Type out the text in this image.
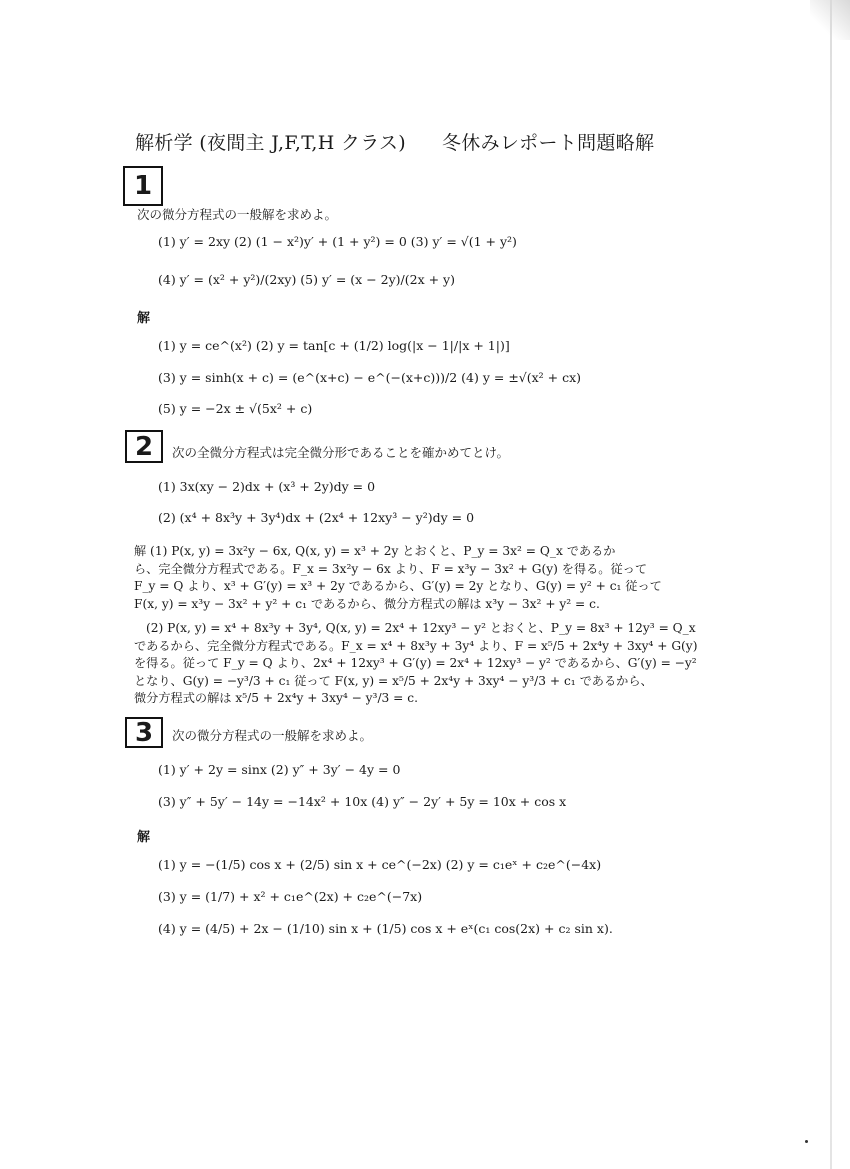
解析学 (夜間主 J,F,T,H クラス) 冬休みレポート問題略解
1
次の微分方程式の一般解を求めよ。
(1) y′ = 2xy (2) (1 − x²)y′ + (1 + y²) = 0 (3) y′ = √(1 + y²)
(4) y′ = (x² + y²)/(2xy) (5) y′ = (x − 2y)/(2x + y)
解
(1) y = ce^(x²) (2) y = tan[c + (1/2) log(|x − 1|/|x + 1|)]
(3) y = sinh(x + c) = (e^(x+c) − e^(−(x+c)))/2 (4) y = ±√(x² + cx)
(5) y = −2x ± √(5x² + c)
2 次の全微分方程式は完全微分形であることを確かめてとけ。
(1) 3x(xy − 2)dx + (x³ + 2y)dy = 0
(2) (x⁴ + 8x³y + 3y⁴)dx + (2x⁴ + 12xy³ − y²)dy = 0
解 (1) P(x, y) = 3x²y − 6x, Q(x, y) = x³ + 2y とおくと、P_y = 3x² = Q_x であるか
ら、完全微分方程式である。F_x = 3x²y − 6x より、F = x³y − 3x² + G(y) を得る。従って
F_y = Q より、x³ + G′(y) = x³ + 2y であるから、G′(y) = 2y となり、G(y) = y² + c₁ 従って
F(x, y) = x³y − 3x² + y² + c₁ であるから、微分方程式の解は x³y − 3x² + y² = c.
(2) P(x, y) = x⁴ + 8x³y + 3y⁴, Q(x, y) = 2x⁴ + 12xy³ − y² とおくと、P_y = 8x³ + 12y³ = Q_x
であるから、完全微分方程式である。F_x = x⁴ + 8x³y + 3y⁴ より、F = x⁵/5 + 2x⁴y + 3xy⁴ + G(y)
を得る。従って F_y = Q より、2x⁴ + 12xy³ + G′(y) = 2x⁴ + 12xy³ − y² であるから、G′(y) = −y²
となり、G(y) = −y³/3 + c₁ 従って F(x, y) = x⁵/5 + 2x⁴y + 3xy⁴ − y³/3 + c₁ であるから、
微分方程式の解は x⁵/5 + 2x⁴y + 3xy⁴ − y³/3 = c.
3 次の微分方程式の一般解を求めよ。
(1) y′ + 2y = sinx (2) y″ + 3y′ − 4y = 0
(3) y″ + 5y′ − 14y = −14x² + 10x (4) y″ − 2y′ + 5y = 10x + cos x
解
(1) y = −(1/5) cos x + (2/5) sin x + ce^(−2x) (2) y = c₁eˣ + c₂e^(−4x)
(3) y = (1/7) + x² + c₁e^(2x) + c₂e^(−7x)
(4) y = (4/5) + 2x − (1/10) sin x + (1/5) cos x + eˣ(c₁ cos(2x) + c₂ sin x).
────────────────────
Work instructions: Quote each entry above verbatim and drop the pictures.

Correct answer:
Type out the text in this image.
解析学 (夜間主 J,F,T,H クラス) 冬休みレポート問題略解
1
次の微分方程式の一般解を求めよ。
(1) y′ = 2xy (2) (1 − x²)y′ + (1 + y²) = 0 (3) y′ = √(1 + y²)
(4) y′ = (x² + y²)/(2xy) (5) y′ = (x − 2y)/(2x + y)
解
(1) y = ce^(x²) (2) y = tan[c + (1/2) log(|x − 1|/|x + 1|)]
(3) y = sinh(x + c) = (e^(x+c) − e^(−(x+c)))/2 (4) y = ±√(x² + cx)
(5) y = −2x ± √(5x² + c)
2 次の全微分方程式は完全微分形であることを確かめてとけ。
(1) 3x(xy − 2)dx + (x³ + 2y)dy = 0
(2) (x⁴ + 8x³y + 3y⁴)dx + (2x⁴ + 12xy³ − y²)dy = 0
解 (1) P(x, y) = 3x²y − 6x, Q(x, y) = x³ + 2y とおくと、P_y = 3x² = Q_x であるか
ら、完全微分方程式である。F_x = 3x²y − 6x より、F = x³y − 3x² + G(y) を得る。従って
F_y = Q より、x³ + G′(y) = x³ + 2y であるから、G′(y) = 2y となり、G(y) = y² + c₁ 従って
F(x, y) = x³y − 3x² + y² + c₁ であるから、微分方程式の解は x³y − 3x² + y² = c.
(2) P(x, y) = x⁴ + 8x³y + 3y⁴, Q(x, y) = 2x⁴ + 12xy³ − y² とおくと、P_y = 8x³ + 12y³ = Q_x
であるから、完全微分方程式である。F_x = x⁴ + 8x³y + 3y⁴ より、F = x⁵/5 + 2x⁴y + 3xy⁴ + G(y)
を得る。従って F_y = Q より、2x⁴ + 12xy³ + G′(y) = 2x⁴ + 12xy³ − y² であるから、G′(y) = −y²
となり、G(y) = −y³/3 + c₁ 従って F(x, y) = x⁵/5 + 2x⁴y + 3xy⁴ − y³/3 + c₁ であるから、
微分方程式の解は x⁵/5 + 2x⁴y + 3xy⁴ − y³/3 = c.
3 次の微分方程式の一般解を求めよ。
(1) y′ + 2y = sinx (2) y″ + 3y′ − 4y = 0
(3) y″ + 5y′ − 14y = −14x² + 10x (4) y″ − 2y′ + 5y = 10x + cos x
解
(1) y = −(1/5) cos x + (2/5) sin x + ce^(−2x) (2) y = c₁eˣ + c₂e^(−4x)
(3) y = (1/7) + x² + c₁e^(2x) + c₂e^(−7x)
(4) y = (4/5) + 2x − (1/10) sin x + (1/5) cos x + eˣ(c₁ cos(2x) + c₂ sin x).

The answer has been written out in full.